**DIRECTIVE:** Sort through the entries below and pull out lines containing the word "päevas".

**RECORDS SHOWN:**

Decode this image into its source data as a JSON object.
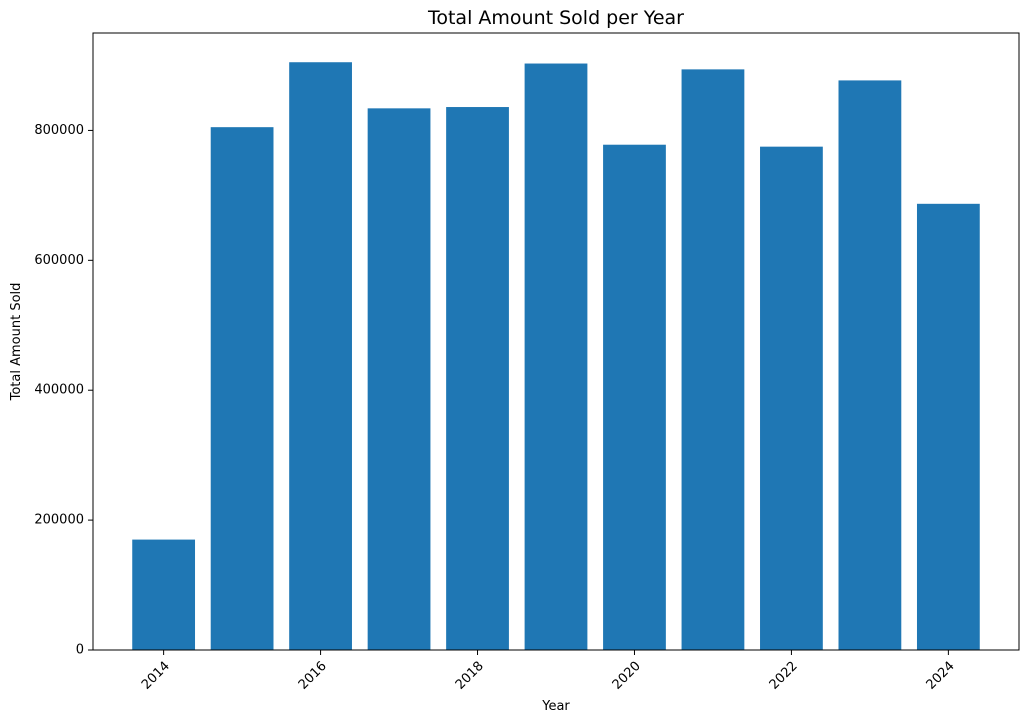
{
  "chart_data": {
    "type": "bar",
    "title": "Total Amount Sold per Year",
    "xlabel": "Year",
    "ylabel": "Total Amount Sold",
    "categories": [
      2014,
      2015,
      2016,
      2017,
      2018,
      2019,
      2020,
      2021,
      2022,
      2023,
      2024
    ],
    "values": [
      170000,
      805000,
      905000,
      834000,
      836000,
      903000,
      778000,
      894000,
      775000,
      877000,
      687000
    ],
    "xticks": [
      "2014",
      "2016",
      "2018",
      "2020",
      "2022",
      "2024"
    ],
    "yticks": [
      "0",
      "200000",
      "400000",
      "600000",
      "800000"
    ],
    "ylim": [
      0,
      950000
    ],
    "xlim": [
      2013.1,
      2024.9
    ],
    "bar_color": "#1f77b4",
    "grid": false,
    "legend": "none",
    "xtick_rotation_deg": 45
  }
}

---

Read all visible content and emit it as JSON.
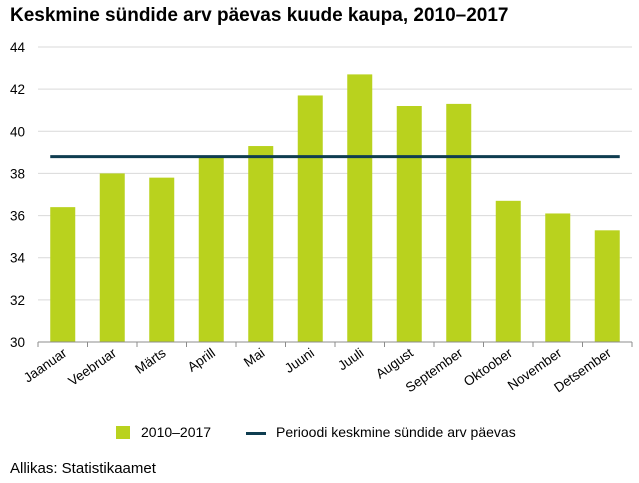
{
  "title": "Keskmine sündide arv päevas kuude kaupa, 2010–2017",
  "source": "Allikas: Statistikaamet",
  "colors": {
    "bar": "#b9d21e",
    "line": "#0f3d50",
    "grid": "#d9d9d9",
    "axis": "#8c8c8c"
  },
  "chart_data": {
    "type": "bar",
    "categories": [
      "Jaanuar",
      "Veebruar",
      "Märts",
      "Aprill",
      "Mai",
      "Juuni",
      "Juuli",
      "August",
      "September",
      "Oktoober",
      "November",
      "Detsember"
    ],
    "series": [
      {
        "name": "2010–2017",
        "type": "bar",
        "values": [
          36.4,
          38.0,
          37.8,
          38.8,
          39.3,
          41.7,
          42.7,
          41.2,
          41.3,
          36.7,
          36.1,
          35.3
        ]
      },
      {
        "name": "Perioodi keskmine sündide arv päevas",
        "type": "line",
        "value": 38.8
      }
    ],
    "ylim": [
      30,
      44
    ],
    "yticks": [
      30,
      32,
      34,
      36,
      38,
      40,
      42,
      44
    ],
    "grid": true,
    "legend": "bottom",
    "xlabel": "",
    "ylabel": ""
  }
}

**SOLUTION FOR THIS EXERCISE:**
  "title": "Keskmine sündide arv päevas kuude kaupa, 2010–2017",
        "name": "Perioodi keskmine sündide arv päevas",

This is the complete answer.